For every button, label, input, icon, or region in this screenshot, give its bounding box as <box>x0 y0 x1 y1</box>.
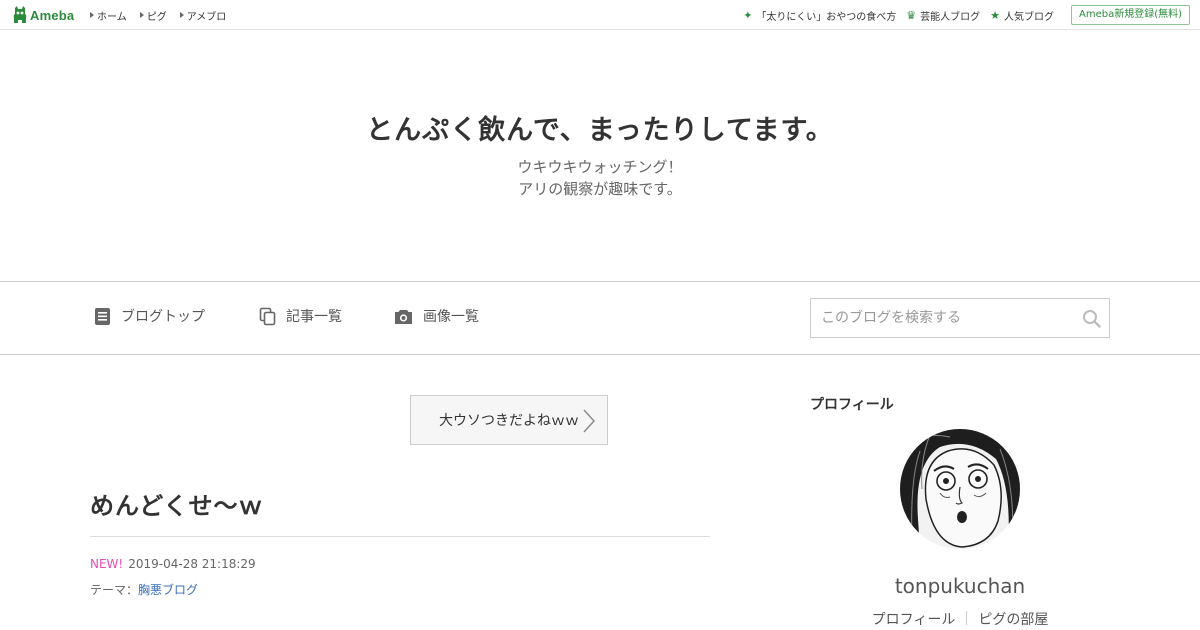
entry-date: 2019-04-28 21:18:29 <box>128 557 256 571</box>
nav-celebrity-blog-link[interactable]: ♛ 芸能人ブログ <box>906 8 980 23</box>
prev-entry-label: 大ウソつきだよねｗｗ <box>439 413 579 429</box>
nav-featured-link[interactable]: ✦ 「太りにくい」おやつの食べ方 <box>743 8 896 23</box>
nav-pigg-link[interactable]: ピグ <box>139 8 167 23</box>
profile-heading: プロフィール <box>810 397 894 413</box>
global-nav-right: ✦ 「太りにくい」おやつの食べ方 ♛ 芸能人ブログ ★ 人気ブログ Ameba新規登録… <box>733 0 1190 30</box>
nav-label: 芸能人ブログ <box>920 11 981 23</box>
chevron-right-icon <box>583 409 595 433</box>
image-list-label: 画像一覧 <box>423 309 479 325</box>
camera-icon <box>395 309 412 324</box>
copy-icon <box>259 307 276 325</box>
logo-text: Ameba <box>30 7 75 23</box>
blog-top-label: ブログトップ <box>121 309 205 325</box>
prev-entry-button[interactable]: 大ウソつきだよねｗｗ <box>410 395 608 445</box>
image-list-link[interactable]: 画像一覧 <box>394 306 479 326</box>
entry-theme: テーマ：胸悪ブログ <box>90 581 198 598</box>
blog-description: ウキウキウォッチング！ アリの観察が趣味です。 <box>0 156 1200 200</box>
divider <box>90 536 710 537</box>
nav-popular-blog-link[interactable]: ★ 人気ブログ <box>990 8 1054 23</box>
document-icon <box>95 307 110 325</box>
crown-icon: ♛ <box>906 8 917 22</box>
triangle-right-icon <box>139 12 144 18</box>
theme-prefix: テーマ： <box>90 583 139 597</box>
avatar-image <box>900 429 1020 549</box>
nav-label: ホーム <box>97 11 127 23</box>
entry-title[interactable]: めんどくせ～ｗ <box>90 486 264 521</box>
nav-ameblo-link[interactable]: アメブロ <box>179 8 227 23</box>
pigg-room-link[interactable]: ピグの部屋 <box>967 609 1059 629</box>
new-badge: NEW! <box>90 557 124 571</box>
nav-label: アメブロ <box>186 11 227 23</box>
triangle-right-icon <box>179 12 184 18</box>
blog-nav: ブログトップ 記事一覧 画像一覧 <box>0 281 1200 355</box>
username[interactable]: tonpukuchan <box>810 574 1110 598</box>
ameba-logo[interactable]: Ameba <box>13 5 74 25</box>
profile-link[interactable]: プロフィール <box>861 609 967 629</box>
global-nav-left: ホーム ピグ アメブロ <box>90 0 239 30</box>
entry-list-link[interactable]: 記事一覧 <box>259 306 342 326</box>
nav-label: 人気ブログ <box>1003 11 1054 23</box>
description-line: ウキウキウォッチング！ <box>517 158 683 176</box>
blog-title[interactable]: とんぷく飲んで、まったりしてます。 <box>0 108 1200 147</box>
star-icon: ★ <box>990 8 1000 22</box>
entry-meta: NEW! 2019-04-28 21:18:29 <box>90 557 256 571</box>
blog-search <box>810 298 1110 338</box>
search-icon[interactable] <box>1082 309 1101 328</box>
signup-button[interactable]: Ameba新規登録(無料) <box>1070 5 1190 25</box>
nav-home-link[interactable]: ホーム <box>90 8 127 23</box>
global-header: Ameba ホーム ピグ アメブロ ✦ 「太りにくい」おやつの食べ方 ♛ 芸能人ブロ… <box>0 0 1200 30</box>
search-input[interactable] <box>811 299 1071 337</box>
theme-link[interactable]: 胸悪ブログ <box>138 583 198 597</box>
profile-links: プロフィール ピグの部屋 <box>810 609 1110 629</box>
triangle-right-icon <box>90 12 94 18</box>
avatar[interactable] <box>900 429 1020 549</box>
nav-label: 「太りにくい」おやつの食べ方 <box>756 11 897 23</box>
blog-top-link[interactable]: ブログトップ <box>94 306 205 326</box>
ameba-mascot-icon <box>13 6 27 23</box>
entry-list-label: 記事一覧 <box>286 309 342 325</box>
nav-label: ピグ <box>146 11 167 23</box>
sparkle-icon: ✦ <box>743 8 753 22</box>
description-line: アリの観察が趣味です。 <box>518 180 682 198</box>
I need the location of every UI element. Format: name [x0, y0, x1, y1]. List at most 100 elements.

....

- [Task details]
Count the lines in the records above that contain the string "every", with case counting. Reply with only the number.

- [Result]
2